Different semantics between int and bigint

> int "123";;
val it : int = 123
> bigint "123";;
  bigint "123";;
error FS0041: No overloads match for method 'BigInteger'. The available overloads are shown below.

Huh? So I tried Parse method instead:

> bigint.Parse "123";;
val it : System.Numerics.BigInteger = 123 {IsEven = false;
                                           IsOne = false;
                                           IsPowerOfTwo = false;
                                           IsZero = false;
                                           Sign = 1;}
> int.Parse "123";;
  int.Parse "123";;
error FS0039: The field, constructor or member 'Parse' is not defined.

Could somebody explain why int and bigint don’t work as I expected?

Hi @bangjunyoung.

The difference is that int is a function that converts something to the type integer, not the type itself. This is why it doesnt have the Parse method. To get that method, open System and use Int32.Parse.

In contrast, bigint is an alias for System.Numerics.BigInteger, which is why it does have the parse method. When you use bigint 6, or similar, you are actually invoking the BigInteger constructor which takes a single numeric type - its identical to new bigint(6). There is no constructor on bigint that takes a string, hence your error.

Dataset extract:

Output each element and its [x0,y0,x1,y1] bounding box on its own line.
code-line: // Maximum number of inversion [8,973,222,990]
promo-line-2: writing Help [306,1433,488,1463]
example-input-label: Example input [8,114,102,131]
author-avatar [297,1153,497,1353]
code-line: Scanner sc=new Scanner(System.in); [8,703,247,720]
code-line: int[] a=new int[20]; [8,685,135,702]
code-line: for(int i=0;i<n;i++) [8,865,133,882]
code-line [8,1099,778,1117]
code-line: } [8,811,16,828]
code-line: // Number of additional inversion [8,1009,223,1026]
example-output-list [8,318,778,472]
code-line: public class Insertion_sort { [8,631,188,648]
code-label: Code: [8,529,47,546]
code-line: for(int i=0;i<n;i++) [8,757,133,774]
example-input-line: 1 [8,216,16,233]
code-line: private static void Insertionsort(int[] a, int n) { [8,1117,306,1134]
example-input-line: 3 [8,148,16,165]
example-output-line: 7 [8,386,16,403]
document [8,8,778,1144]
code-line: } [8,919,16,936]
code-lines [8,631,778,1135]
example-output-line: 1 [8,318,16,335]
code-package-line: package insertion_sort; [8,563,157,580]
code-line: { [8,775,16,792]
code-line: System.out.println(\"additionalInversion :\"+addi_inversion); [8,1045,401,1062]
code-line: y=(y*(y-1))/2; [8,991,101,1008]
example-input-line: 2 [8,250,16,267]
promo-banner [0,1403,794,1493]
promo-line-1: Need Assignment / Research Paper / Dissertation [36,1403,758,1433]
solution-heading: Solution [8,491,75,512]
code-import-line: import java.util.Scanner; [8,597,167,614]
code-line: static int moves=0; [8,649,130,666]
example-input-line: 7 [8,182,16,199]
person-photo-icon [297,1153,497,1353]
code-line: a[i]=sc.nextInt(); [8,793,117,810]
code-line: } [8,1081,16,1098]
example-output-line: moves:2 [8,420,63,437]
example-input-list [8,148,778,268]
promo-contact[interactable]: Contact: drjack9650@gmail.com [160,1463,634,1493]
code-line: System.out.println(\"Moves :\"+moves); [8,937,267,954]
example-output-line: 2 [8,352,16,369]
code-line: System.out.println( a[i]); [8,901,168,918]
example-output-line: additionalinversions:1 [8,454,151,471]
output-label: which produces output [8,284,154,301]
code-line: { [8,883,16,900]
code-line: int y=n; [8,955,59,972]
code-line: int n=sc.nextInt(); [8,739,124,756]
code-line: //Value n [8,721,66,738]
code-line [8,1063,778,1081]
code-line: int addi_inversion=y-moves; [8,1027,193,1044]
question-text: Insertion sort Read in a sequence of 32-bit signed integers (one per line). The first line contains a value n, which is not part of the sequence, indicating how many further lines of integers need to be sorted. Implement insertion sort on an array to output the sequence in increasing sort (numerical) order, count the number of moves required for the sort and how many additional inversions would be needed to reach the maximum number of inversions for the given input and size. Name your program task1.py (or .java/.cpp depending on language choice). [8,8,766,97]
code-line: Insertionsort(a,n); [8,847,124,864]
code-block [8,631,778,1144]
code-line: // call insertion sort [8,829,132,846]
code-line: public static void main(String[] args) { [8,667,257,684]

Problems to solve:
A: Extract the passage of the int and bigint discussion starting with "The difference is" and going on through "hence your error.".
B: Continue the int and bigint discussion from the point where it stops.
The lines have nothing to do with the int and bigint discussion.

Answers for the exercise:
A:
The difference is that int is a function that converts something to the type integer, not the type itself. This is why it doesnt have the Parse method. To get that method, open System and use Int32.Parse.

In contrast, bigint is an alias for System.Numerics.BigInteger, which is why it does have the parse method. When you use bigint 6, or similar, you are actually invoking the BigInteger constructor which takes a single numeric type - its identical to new bigint(6). There is no constructor on bigint that takes a string, hence your error.

B:
Given that int is also used as an alias for int in type signatures, I can appreciate the confusion. As bigint is used much less commonly than int, its probably understandable it is not as “standardised” as the other types.

It might also be worth adding that a bigint in SQL Server is the same a int64 in F#

A bigint in F# can hold more that 64 bits.

Thanks for making it clear. :100:

Isn’t there any chance that bigint as a function would be included in the Core library? And int as an alias in that respect as well.

Possibly, but you would have to take that up with the language suggestions.

I think unlikely since bigints are not really supposed to be used unless you have an absolute need for them - they’re designed when you need no real upper limit on your number size, like if you wanted to calculate 1000! (which results in a number with over 2000 digits). Normal programs should be fine with int, int64, unsigned int 64 etc.